Prompt.
Write out the data again exactly, skipping every picture.

Rows from a figure dataset.
________________________________________

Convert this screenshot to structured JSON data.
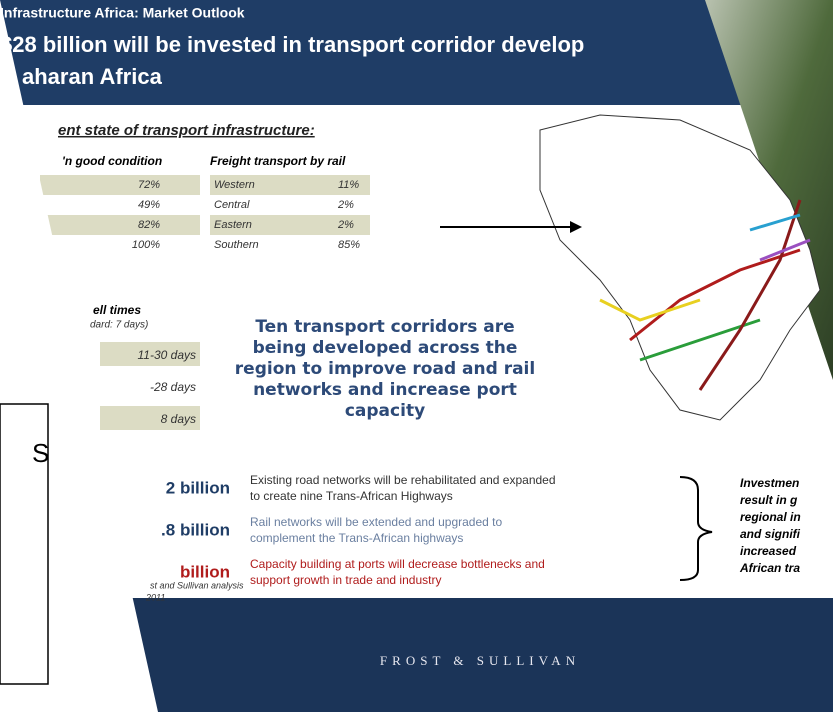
{
  "side_box": {
    "text": "S"
  },
  "header": {
    "kicker": "Infrastructure Africa: Market Outlook",
    "title_lines": [
      "$28 billion will be invested in transport corridor develop",
      "aharan Africa"
    ]
  },
  "state": {
    "heading": "ent state of transport infrastructure:",
    "roads": {
      "header": "'n good condition",
      "values": [
        "72%",
        "49%",
        "82%",
        "100%"
      ]
    },
    "rail": {
      "header": "Freight transport by rail",
      "rows": [
        [
          "Western",
          "11%"
        ],
        [
          "Central",
          "2%"
        ],
        [
          "Eastern",
          "2%"
        ],
        [
          "Southern",
          "85%"
        ]
      ]
    },
    "dwell": {
      "header": "ell times",
      "note": "dard: 7 days)",
      "values": [
        "11-30 days",
        "-28 days",
        "8 days"
      ]
    }
  },
  "callout": [
    "Ten transport corridors are",
    "being developed across the",
    "region to improve road and rail",
    "networks and increase port",
    "capacity"
  ],
  "investments": [
    {
      "amount": "2 billion",
      "text": [
        "Existing road networks will be rehabilitated and expanded",
        "to create nine Trans-African Highways"
      ]
    },
    {
      "amount": ".8 billion",
      "text": [
        "Rail networks will be extended and upgraded to",
        "complement the Trans-African highways"
      ]
    },
    {
      "amount": "billion",
      "text": [
        "Capacity building at ports will decrease bottlenecks and",
        "support growth in trade and industry"
      ]
    }
  ],
  "conclusion": [
    "Investmen",
    "result in g",
    "regional in",
    "and signifi",
    "increased",
    "African tra"
  ],
  "source": [
    "st and Sullivan analysis",
    "2011"
  ],
  "footer": "FROST & SULLIVAN"
}
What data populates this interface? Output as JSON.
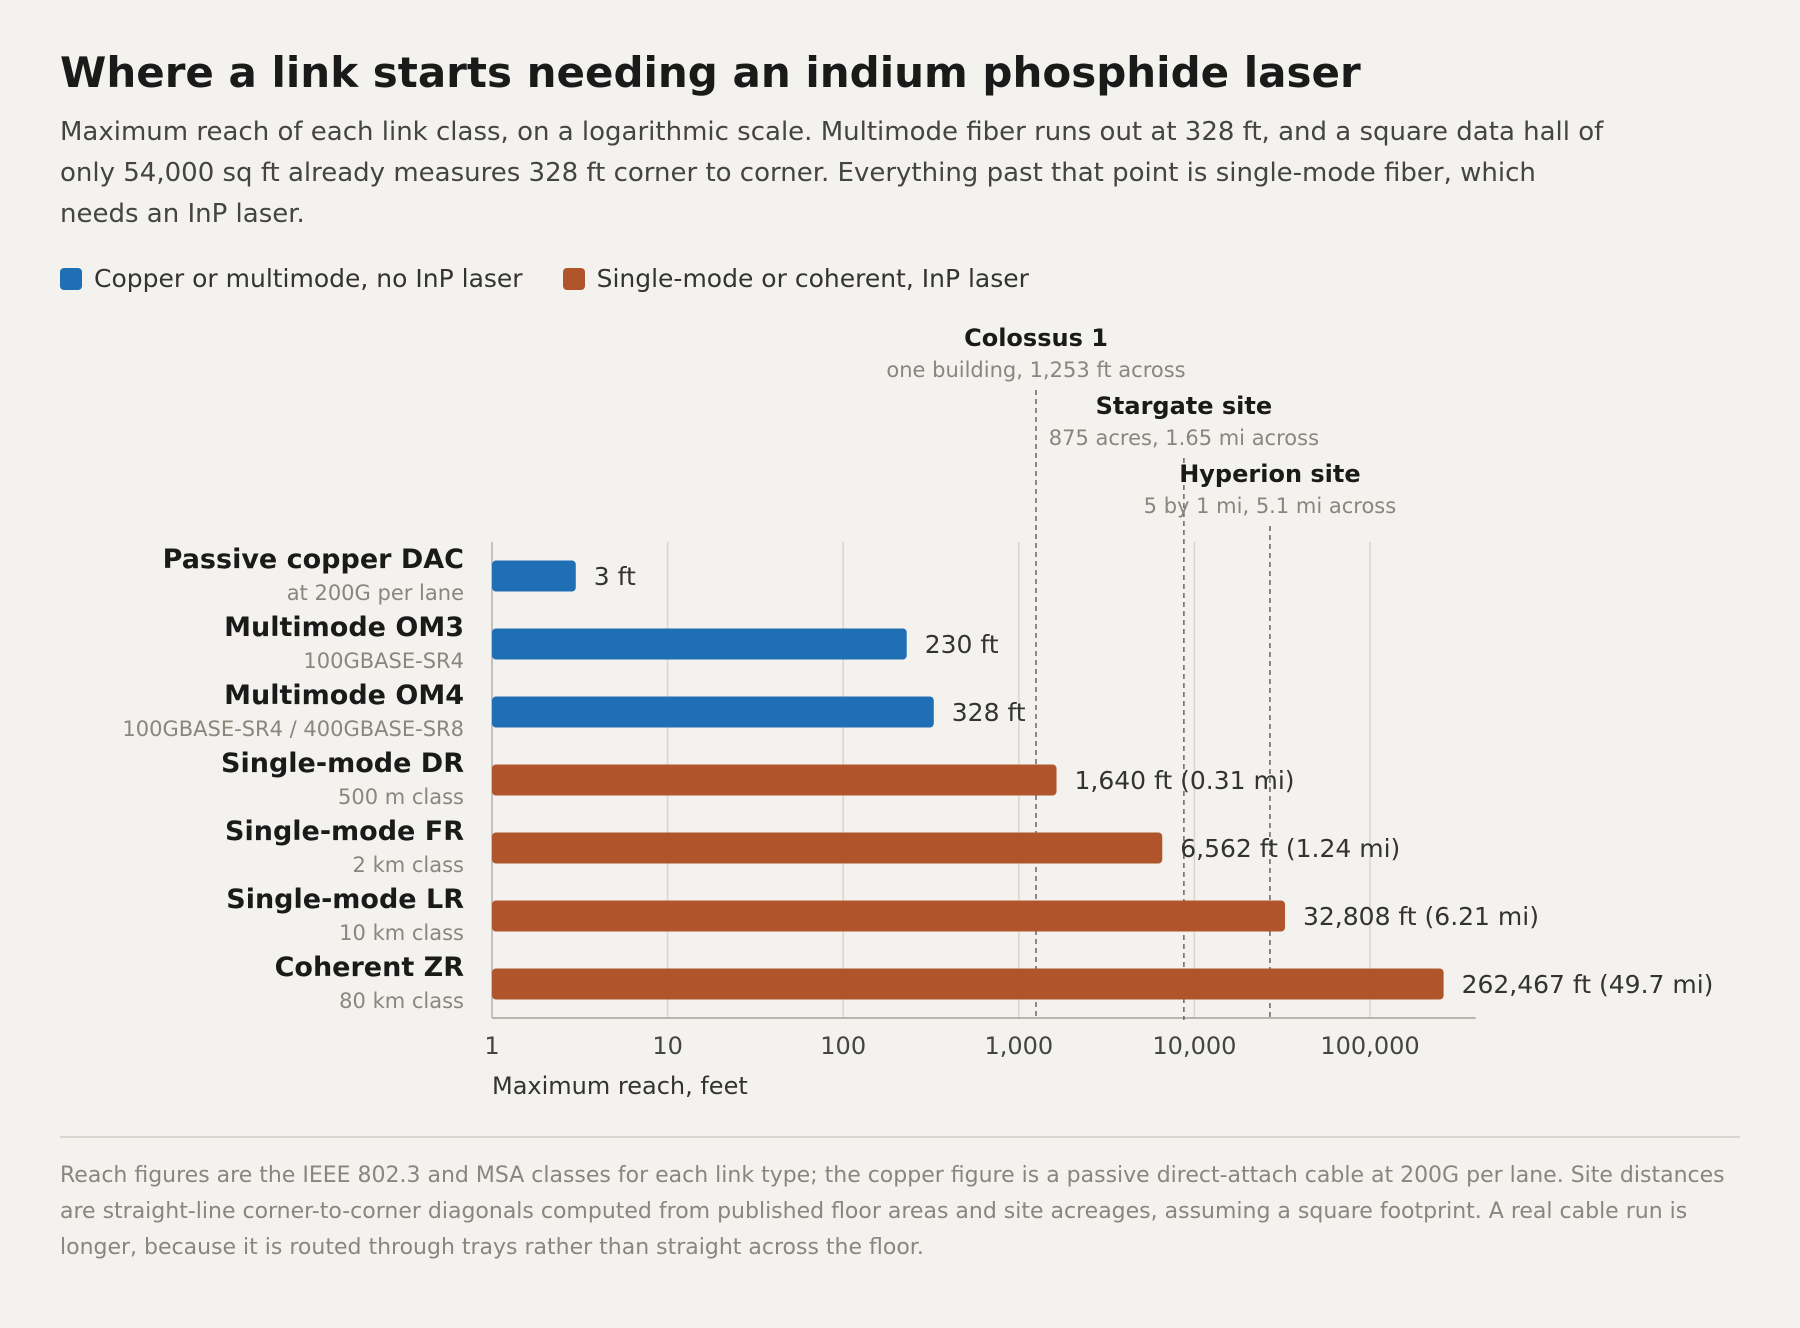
{
  "colors": {
    "no_inp": "#1f6fb4",
    "inp": "#b0552b",
    "background": "#f4f2ee",
    "grid": "#d8d5cf"
  },
  "title": "Where a link starts needing an indium phosphide laser",
  "subtitle": "Maximum reach of each link class, on a logarithmic scale. Multimode fiber runs out at 328 ft, and a square data hall of only 54,000 sq ft already measures 328 ft corner to corner. Everything past that point is single-mode fiber, which needs an InP laser.",
  "legend": [
    {
      "label": "Copper or multimode, no InP laser",
      "color": "#1f6fb4"
    },
    {
      "label": "Single-mode or coherent, InP laser",
      "color": "#b0552b"
    }
  ],
  "footnote": "Reach figures are the IEEE 802.3 and MSA classes for each link type; the copper figure is a passive direct-attach cable at 200G per lane. Site distances are straight-line corner-to-corner diagonals computed from published floor areas and site acreages, assuming a square footprint. A real cable run is longer, because it is routed through trays rather than straight across the floor.",
  "chart_data": {
    "type": "bar",
    "orientation": "horizontal",
    "x_scale": "log",
    "xlim": [
      1,
      400000
    ],
    "xlabel": "Maximum reach, feet",
    "x_ticks": [
      {
        "value": 1,
        "label": "1"
      },
      {
        "value": 10,
        "label": "10"
      },
      {
        "value": 100,
        "label": "100"
      },
      {
        "value": 1000,
        "label": "1,000"
      },
      {
        "value": 10000,
        "label": "10,000"
      },
      {
        "value": 100000,
        "label": "100,000"
      }
    ],
    "grid": true,
    "bars": [
      {
        "name": "Passive copper DAC",
        "sub": "at 200G per lane",
        "value": 3,
        "label": "3 ft",
        "group": "no_inp"
      },
      {
        "name": "Multimode OM3",
        "sub": "100GBASE-SR4",
        "value": 230,
        "label": "230 ft",
        "group": "no_inp"
      },
      {
        "name": "Multimode OM4",
        "sub": "100GBASE-SR4 / 400GBASE-SR8",
        "value": 328,
        "label": "328 ft",
        "group": "no_inp"
      },
      {
        "name": "Single-mode DR",
        "sub": "500 m class",
        "value": 1640,
        "label": "1,640 ft (0.31 mi)",
        "group": "inp"
      },
      {
        "name": "Single-mode FR",
        "sub": "2 km class",
        "value": 6562,
        "label": "6,562 ft (1.24 mi)",
        "group": "inp"
      },
      {
        "name": "Single-mode LR",
        "sub": "10 km class",
        "value": 32808,
        "label": "32,808 ft (6.21 mi)",
        "group": "inp"
      },
      {
        "name": "Coherent ZR",
        "sub": "80 km class",
        "value": 262467,
        "label": "262,467 ft (49.7 mi)",
        "group": "inp"
      }
    ],
    "annotations": [
      {
        "title": "Colossus 1",
        "sub": "one building, 1,253 ft across",
        "value": 1253
      },
      {
        "title": "Stargate site",
        "sub": "875 acres, 1.65 mi across",
        "value": 8712
      },
      {
        "title": "Hyperion site",
        "sub": "5 by 1 mi, 5.1 mi across",
        "value": 26928
      }
    ]
  }
}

________________________________________

Task answer.
Convert this screenshot to structured JSON data.
{
  "side_box": {
    "text": "S"
  },
  "header": {
    "kicker": "Infrastructure Africa: Market Outlook",
    "title_lines": [
      "$28 billion will be invested in transport corridor develop",
      "aharan Africa"
    ]
  },
  "state": {
    "heading": "ent state of transport infrastructure:",
    "roads": {
      "header": "'n good condition",
      "values": [
        "72%",
        "49%",
        "82%",
        "100%"
      ]
    },
    "rail": {
      "header": "Freight transport by rail",
      "rows": [
        [
          "Western",
          "11%"
        ],
        [
          "Central",
          "2%"
        ],
        [
          "Eastern",
          "2%"
        ],
        [
          "Southern",
          "85%"
        ]
      ]
    },
    "dwell": {
      "header": "ell times",
      "note": "dard: 7 days)",
      "values": [
        "11-30 days",
        "-28 days",
        "8 days"
      ]
    }
  },
  "callout": [
    "Ten transport corridors are",
    "being developed across the",
    "region to improve road and rail",
    "networks and increase port",
    "capacity"
  ],
  "investments": [
    {
      "amount": "2 billion",
      "text": [
        "Existing road networks will be rehabilitated and expanded",
        "to create nine Trans-African Highways"
      ]
    },
    {
      "amount": ".8 billion",
      "text": [
        "Rail networks will be extended and upgraded to",
        "complement the Trans-African highways"
      ]
    },
    {
      "amount": "billion",
      "text": [
        "Capacity building at ports will decrease bottlenecks and",
        "support growth in trade and industry"
      ]
    }
  ],
  "conclusion": [
    "Investmen",
    "result in g",
    "regional in",
    "and signifi",
    "increased",
    "African tra"
  ],
  "source": [
    "st and Sullivan analysis",
    "2011"
  ],
  "footer": "FROST & SULLIVAN"
}
What data populates this interface? Output as JSON.
{
  "colors": {
    "no_inp": "#1f6fb4",
    "inp": "#b0552b",
    "background": "#f4f2ee",
    "grid": "#d8d5cf"
  },
  "title": "Where a link starts needing an indium phosphide laser",
  "subtitle": "Maximum reach of each link class, on a logarithmic scale. Multimode fiber runs out at 328 ft, and a square data hall of only 54,000 sq ft already measures 328 ft corner to corner. Everything past that point is single-mode fiber, which needs an InP laser.",
  "legend": [
    {
      "label": "Copper or multimode, no InP laser",
      "color": "#1f6fb4"
    },
    {
      "label": "Single-mode or coherent, InP laser",
      "color": "#b0552b"
    }
  ],
  "footnote": "Reach figures are the IEEE 802.3 and MSA classes for each link type; the copper figure is a passive direct-attach cable at 200G per lane. Site distances are straight-line corner-to-corner diagonals computed from published floor areas and site acreages, assuming a square footprint. A real cable run is longer, because it is routed through trays rather than straight across the floor.",
  "chart_data": {
    "type": "bar",
    "orientation": "horizontal",
    "x_scale": "log",
    "xlim": [
      1,
      400000
    ],
    "xlabel": "Maximum reach, feet",
    "x_ticks": [
      {
        "value": 1,
        "label": "1"
      },
      {
        "value": 10,
        "label": "10"
      },
      {
        "value": 100,
        "label": "100"
      },
      {
        "value": 1000,
        "label": "1,000"
      },
      {
        "value": 10000,
        "label": "10,000"
      },
      {
        "value": 100000,
        "label": "100,000"
      }
    ],
    "grid": true,
    "bars": [
      {
        "name": "Passive copper DAC",
        "sub": "at 200G per lane",
        "value": 3,
        "label": "3 ft",
        "group": "no_inp"
      },
      {
        "name": "Multimode OM3",
        "sub": "100GBASE-SR4",
        "value": 230,
        "label": "230 ft",
        "group": "no_inp"
      },
      {
        "name": "Multimode OM4",
        "sub": "100GBASE-SR4 / 400GBASE-SR8",
        "value": 328,
        "label": "328 ft",
        "group": "no_inp"
      },
      {
        "name": "Single-mode DR",
        "sub": "500 m class",
        "value": 1640,
        "label": "1,640 ft (0.31 mi)",
        "group": "inp"
      },
      {
        "name": "Single-mode FR",
        "sub": "2 km class",
        "value": 6562,
        "label": "6,562 ft (1.24 mi)",
        "group": "inp"
      },
      {
        "name": "Single-mode LR",
        "sub": "10 km class",
        "value": 32808,
        "label": "32,808 ft (6.21 mi)",
        "group": "inp"
      },
      {
        "name": "Coherent ZR",
        "sub": "80 km class",
        "value": 262467,
        "label": "262,467 ft (49.7 mi)",
        "group": "inp"
      }
    ],
    "annotations": [
      {
        "title": "Colossus 1",
        "sub": "one building, 1,253 ft across",
        "value": 1253
      },
      {
        "title": "Stargate site",
        "sub": "875 acres, 1.65 mi across",
        "value": 8712
      },
      {
        "title": "Hyperion site",
        "sub": "5 by 1 mi, 5.1 mi across",
        "value": 26928
      }
    ]
  }
}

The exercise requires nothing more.